(Passage for review begins)

Planners anticipated over 500,000 visitors over the 10-day event According to the organizers the championships are believed to generate a significant economic impact in the Greater Richmond region. Staging the event can generate a $21.3 million cumulative economic impact in the region from 2012 to 2015. Visitor spending can bring a $129.2 million economic impact to the region in 2015. The Richmond 2015 visitor spending is estimated to result in $3.8 million in tax revenue for local governments in the Greater Richmond region in 2015. For Virginia, the economic impact of Richmond 2015 is estimated to be $158.1 million, from both event staging and visitor spending. Richmond 2015 is estimated to also generate $5.0 million in state tax revenue.

==Qualification==

Main qualification was based on performances on the UCI events during 2015. Results from January to the middle of August counted towards the qualification criteria, with the rankings being determined upon the release of the numerous tour rankings on August 15, 2015.

===Olympic Qualification===
The men's time trial and women's time trial were part of the qualification system for these cycling disciplines at the 2016 Summer Olympics.

(Passage for review ends)

> Questions on the material
**A.** Can you copy everything in the Richmond 2015 passage from "Planners anticipated over" down to "state tax revenue."?
**B.** What does the Richmond 2015 passage name as the sources of the $158.1 million economic impact estimated for Virginia?
**C.** Could you pick up the Richmond 2015 passage after its last sentence and carry it forward?
You can leave the records aside; none of this work depends on them.

(Information supplied begins)

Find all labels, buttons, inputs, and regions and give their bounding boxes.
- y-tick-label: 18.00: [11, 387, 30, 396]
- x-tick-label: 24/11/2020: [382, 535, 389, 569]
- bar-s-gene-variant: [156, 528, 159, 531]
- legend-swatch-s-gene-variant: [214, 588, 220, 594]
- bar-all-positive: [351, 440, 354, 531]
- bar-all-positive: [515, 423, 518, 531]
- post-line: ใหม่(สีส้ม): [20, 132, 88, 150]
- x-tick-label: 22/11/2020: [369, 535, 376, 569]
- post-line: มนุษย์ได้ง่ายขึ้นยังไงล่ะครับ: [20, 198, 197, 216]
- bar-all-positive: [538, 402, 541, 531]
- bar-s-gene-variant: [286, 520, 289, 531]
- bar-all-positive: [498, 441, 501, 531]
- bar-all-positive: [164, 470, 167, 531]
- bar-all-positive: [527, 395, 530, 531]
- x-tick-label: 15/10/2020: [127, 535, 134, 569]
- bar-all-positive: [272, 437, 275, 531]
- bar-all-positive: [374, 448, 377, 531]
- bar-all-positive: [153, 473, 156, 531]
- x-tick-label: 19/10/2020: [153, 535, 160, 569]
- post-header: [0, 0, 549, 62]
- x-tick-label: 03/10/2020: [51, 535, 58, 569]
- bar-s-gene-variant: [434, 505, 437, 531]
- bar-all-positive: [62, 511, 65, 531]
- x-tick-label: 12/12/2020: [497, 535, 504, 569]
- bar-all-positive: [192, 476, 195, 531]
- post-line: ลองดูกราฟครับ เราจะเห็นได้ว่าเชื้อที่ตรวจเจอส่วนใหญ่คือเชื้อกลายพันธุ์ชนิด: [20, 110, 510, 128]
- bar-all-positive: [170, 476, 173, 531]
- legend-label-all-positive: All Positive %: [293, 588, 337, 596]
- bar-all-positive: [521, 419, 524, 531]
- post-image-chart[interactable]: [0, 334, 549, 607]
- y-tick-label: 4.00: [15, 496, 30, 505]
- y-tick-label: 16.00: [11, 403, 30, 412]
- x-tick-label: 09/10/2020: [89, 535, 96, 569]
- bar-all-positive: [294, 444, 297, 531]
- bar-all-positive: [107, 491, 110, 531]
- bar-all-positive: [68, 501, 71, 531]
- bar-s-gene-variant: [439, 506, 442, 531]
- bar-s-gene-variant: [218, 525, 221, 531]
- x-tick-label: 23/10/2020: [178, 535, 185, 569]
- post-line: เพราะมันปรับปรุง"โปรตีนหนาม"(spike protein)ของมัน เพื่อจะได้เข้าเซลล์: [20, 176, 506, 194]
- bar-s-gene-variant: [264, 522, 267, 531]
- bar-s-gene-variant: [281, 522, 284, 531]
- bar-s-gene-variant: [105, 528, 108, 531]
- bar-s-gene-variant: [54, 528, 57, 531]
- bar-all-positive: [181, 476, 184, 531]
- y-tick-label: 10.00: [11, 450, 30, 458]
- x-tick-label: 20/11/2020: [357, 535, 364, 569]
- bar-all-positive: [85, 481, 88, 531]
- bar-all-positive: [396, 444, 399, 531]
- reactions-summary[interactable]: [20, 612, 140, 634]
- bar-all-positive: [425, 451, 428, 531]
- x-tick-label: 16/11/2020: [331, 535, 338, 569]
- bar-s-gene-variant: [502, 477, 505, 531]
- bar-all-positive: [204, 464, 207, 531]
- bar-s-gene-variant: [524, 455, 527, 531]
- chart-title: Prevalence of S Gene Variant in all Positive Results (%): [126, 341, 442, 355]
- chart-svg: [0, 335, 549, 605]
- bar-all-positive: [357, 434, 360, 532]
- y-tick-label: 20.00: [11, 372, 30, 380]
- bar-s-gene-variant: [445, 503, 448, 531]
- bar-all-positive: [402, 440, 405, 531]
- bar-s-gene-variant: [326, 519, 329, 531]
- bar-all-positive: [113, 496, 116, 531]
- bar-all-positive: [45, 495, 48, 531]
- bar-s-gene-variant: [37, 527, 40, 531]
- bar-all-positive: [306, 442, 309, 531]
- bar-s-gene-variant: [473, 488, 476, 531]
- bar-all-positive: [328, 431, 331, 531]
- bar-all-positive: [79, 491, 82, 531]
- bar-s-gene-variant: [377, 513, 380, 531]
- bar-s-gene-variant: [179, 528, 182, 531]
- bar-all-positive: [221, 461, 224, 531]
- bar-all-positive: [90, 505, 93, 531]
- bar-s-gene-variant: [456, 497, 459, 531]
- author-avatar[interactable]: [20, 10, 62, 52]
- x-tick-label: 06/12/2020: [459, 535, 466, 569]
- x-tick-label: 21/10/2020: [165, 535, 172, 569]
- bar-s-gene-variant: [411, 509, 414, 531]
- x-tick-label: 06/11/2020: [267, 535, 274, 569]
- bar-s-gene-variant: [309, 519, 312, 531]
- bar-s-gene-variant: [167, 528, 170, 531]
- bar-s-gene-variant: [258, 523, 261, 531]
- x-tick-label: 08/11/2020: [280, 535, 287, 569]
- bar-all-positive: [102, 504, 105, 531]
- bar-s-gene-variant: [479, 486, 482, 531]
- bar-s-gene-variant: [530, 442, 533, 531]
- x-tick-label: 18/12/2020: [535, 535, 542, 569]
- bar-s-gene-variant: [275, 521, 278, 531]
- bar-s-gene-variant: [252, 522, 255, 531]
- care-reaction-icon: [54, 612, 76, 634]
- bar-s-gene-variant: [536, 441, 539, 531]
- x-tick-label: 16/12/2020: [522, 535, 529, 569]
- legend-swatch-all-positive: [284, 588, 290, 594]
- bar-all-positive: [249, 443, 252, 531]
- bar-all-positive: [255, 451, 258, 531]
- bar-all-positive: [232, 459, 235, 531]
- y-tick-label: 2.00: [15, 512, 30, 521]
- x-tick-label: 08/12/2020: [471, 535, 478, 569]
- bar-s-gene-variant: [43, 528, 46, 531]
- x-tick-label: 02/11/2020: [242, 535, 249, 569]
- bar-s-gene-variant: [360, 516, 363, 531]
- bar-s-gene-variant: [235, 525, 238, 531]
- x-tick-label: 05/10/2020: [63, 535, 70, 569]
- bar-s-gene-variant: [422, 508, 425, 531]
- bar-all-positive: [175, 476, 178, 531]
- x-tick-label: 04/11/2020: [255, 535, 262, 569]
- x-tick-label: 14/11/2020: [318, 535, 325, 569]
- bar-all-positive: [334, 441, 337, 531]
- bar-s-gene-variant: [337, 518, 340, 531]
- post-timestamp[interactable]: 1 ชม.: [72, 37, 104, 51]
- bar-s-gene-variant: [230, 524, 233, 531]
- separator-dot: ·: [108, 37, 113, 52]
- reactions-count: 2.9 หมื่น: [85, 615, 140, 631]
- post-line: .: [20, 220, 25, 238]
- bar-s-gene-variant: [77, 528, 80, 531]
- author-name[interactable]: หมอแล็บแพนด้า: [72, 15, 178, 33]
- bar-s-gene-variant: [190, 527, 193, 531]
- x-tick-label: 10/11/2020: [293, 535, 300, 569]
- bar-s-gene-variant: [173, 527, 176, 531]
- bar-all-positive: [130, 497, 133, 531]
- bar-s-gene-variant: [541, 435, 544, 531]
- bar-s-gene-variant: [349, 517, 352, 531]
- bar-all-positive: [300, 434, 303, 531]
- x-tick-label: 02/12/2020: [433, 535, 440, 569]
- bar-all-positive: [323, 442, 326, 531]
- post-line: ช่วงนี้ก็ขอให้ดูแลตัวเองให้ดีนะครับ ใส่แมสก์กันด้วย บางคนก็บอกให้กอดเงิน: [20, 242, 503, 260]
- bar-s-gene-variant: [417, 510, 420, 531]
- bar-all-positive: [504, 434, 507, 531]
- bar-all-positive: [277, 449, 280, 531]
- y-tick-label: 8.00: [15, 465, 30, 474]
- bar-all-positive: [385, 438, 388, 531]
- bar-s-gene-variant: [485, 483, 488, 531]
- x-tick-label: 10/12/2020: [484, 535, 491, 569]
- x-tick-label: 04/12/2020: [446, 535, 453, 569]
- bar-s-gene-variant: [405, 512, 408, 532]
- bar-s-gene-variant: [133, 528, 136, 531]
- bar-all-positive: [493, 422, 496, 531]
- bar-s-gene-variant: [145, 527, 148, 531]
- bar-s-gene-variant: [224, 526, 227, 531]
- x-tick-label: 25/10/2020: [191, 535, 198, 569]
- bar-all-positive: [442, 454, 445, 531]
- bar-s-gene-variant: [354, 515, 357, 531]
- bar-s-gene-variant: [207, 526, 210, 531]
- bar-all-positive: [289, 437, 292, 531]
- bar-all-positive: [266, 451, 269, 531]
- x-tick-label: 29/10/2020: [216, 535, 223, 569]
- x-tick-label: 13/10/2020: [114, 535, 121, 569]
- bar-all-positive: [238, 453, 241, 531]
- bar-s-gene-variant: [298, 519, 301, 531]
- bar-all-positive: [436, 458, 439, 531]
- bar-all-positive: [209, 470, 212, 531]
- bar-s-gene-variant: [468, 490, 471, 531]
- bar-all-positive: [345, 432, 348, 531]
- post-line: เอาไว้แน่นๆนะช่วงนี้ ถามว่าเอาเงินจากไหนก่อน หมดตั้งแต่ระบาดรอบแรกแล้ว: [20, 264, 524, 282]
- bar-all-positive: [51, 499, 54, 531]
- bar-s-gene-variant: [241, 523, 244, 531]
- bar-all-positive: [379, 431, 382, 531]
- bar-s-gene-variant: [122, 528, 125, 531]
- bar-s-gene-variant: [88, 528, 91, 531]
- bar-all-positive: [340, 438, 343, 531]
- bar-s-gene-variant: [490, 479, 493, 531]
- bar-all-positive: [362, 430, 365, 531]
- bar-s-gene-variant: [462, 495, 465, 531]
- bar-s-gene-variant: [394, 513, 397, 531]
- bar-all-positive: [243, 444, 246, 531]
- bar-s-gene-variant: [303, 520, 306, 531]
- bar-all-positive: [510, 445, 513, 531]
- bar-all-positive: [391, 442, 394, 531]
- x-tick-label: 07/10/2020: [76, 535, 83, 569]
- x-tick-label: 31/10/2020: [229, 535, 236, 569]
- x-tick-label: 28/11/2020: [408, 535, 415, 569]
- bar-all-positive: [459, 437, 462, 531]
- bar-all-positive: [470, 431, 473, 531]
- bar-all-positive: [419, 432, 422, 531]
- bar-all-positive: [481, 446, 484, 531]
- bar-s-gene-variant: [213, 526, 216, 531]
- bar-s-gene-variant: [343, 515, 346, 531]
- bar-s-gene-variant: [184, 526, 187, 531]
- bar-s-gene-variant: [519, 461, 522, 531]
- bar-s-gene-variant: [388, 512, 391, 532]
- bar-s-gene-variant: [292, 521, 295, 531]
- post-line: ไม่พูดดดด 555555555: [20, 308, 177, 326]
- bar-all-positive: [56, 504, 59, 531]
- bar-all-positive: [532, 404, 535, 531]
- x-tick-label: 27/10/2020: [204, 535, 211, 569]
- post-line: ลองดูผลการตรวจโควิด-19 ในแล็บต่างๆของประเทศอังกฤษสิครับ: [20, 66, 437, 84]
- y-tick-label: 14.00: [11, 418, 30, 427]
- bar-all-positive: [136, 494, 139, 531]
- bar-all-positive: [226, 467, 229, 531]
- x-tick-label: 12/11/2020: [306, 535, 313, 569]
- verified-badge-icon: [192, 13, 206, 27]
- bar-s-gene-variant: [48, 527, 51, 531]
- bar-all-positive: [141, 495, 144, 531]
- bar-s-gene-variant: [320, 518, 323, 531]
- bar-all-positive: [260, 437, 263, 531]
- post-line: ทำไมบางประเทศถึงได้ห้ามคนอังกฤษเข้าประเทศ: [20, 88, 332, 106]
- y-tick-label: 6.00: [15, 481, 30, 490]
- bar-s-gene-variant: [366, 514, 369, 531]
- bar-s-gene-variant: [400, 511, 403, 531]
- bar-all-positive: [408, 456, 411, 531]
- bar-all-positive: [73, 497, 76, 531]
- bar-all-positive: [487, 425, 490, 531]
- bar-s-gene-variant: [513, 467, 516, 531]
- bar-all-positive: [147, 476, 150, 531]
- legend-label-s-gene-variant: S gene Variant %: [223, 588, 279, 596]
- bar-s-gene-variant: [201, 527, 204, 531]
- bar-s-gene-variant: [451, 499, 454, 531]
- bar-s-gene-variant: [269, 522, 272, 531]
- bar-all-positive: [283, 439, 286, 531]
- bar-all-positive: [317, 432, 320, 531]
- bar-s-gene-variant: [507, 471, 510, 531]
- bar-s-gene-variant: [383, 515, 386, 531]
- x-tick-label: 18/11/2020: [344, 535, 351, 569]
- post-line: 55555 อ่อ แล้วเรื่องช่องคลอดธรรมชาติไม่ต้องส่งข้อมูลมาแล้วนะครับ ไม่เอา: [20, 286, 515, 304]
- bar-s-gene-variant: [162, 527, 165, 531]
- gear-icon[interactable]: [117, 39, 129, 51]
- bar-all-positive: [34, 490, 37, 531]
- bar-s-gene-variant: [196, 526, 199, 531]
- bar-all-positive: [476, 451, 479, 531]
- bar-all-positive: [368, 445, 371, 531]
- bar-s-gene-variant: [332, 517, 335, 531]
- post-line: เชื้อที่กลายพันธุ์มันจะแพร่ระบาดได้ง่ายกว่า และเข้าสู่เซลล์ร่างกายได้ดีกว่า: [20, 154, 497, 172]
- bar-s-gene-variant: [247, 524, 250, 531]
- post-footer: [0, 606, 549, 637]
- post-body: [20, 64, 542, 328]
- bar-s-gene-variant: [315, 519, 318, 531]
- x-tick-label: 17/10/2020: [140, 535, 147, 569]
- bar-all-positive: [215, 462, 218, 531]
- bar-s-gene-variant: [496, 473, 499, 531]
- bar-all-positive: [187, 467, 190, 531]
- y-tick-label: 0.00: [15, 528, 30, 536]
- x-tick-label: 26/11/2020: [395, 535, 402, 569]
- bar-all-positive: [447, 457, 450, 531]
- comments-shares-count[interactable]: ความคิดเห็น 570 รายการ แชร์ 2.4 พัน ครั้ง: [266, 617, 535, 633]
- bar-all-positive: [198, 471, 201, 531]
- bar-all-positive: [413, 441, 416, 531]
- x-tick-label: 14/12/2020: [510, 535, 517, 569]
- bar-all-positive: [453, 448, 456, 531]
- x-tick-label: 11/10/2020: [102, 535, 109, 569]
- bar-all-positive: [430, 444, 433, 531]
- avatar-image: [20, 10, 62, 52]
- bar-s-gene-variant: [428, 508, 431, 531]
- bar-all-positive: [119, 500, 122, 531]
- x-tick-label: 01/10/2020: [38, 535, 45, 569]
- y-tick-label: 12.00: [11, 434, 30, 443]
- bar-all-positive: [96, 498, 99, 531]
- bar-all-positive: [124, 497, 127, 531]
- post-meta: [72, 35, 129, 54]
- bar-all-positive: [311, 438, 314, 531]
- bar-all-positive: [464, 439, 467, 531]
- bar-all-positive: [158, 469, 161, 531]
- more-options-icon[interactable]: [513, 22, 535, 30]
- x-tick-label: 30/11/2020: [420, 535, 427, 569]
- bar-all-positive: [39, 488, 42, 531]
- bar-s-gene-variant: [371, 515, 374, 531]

(Information supplied ends)

> Expected responses
**A.**
Planners anticipated over 500,000 visitors over the 10-day event According to the organizers the championships are believed to generate a significant economic impact in the Greater Richmond region. Staging the event can generate a $21.3 million cumulative economic impact in the region from 2012 to 2015. Visitor spending can bring a $129.2 million economic impact to the region in 2015. The Richmond 2015 visitor spending is estimated to result in $3.8 million in tax revenue for local governments in the Greater Richmond region in 2015. For Virginia, the economic impact of Richmond 2015 is estimated to be $158.1 million, from both event staging and visitor spending. Richmond 2015 is estimated to also generate $5.0 million in state tax revenue.

**B.** That estimate comes from both event staging and visitor spending.

**C.**
==Participating nations==
791 national representatives from 76 national federations and 40 trade teams (including other riders) registered for the championships. The two riders from the Dominican Republic who would compete in the men's time trial did not start. Also riders from Syria and Uganda registered for the championships but did not start. The number of cyclists per nation that competed, excluding riders in the team time trials, is shown in parentheses.

| Participating national federations Click on a nation to go to the nations' UCI Road World Championships page |
|---|
| Algeria (7); Andorra (1); Argentina (5); Australia (29); Austria (16); Azerbaijan (4); Belgium (34); Bermuda (1); Bosnia and Herzegovina (1); Belarus (5); Brazil (8); Bulgaria (1); Canada (25); Chile (4); Colombia (23); Costa Rica (6); Croatia (3); Cyprus (1); Czech Republic (18); Denmark (20); Ecuador (12); Eritrea (5); El Salvador (3); Estonia (10); Finland (4); France (33); Great Britain (26); Germany (34); Greece (3); Guatemala (3); Guam (1); Hungary (2); Ireland (13); Israel (7); Italy (38); Japan (15); Kazakhstan (15); South Korea (3); Latvia (5); Lebanon (1); Lithuania (6); Luxembourg (11); Morocco (3); Moldova (2); Mexico (7); Mongolia (5); North Macedonia (2); Netherlands (32); Norway (24); New Zealand (15); Philippines (3); Poland (26); Portugal (12); Puerto Rico (4); Qatar (1); Romania (1); South Africa (14); Russia (29); Rwanda (4); Singapore (1); Saint Kitts and Nevis (1); Slovenia (15); Slovakia (10); Serbia (3); Spain (24); Sweden (18 or 16?); Switzerland (22); Thailand (4); Ukraine (12); United States (30) (host); Uzbekistan (2); Venezuela (1); Zimbabwe (2); |

==Schedule==

All events start and finish in Richmond, Virginia. All times are in Eastern Daylight Time (UTC−4).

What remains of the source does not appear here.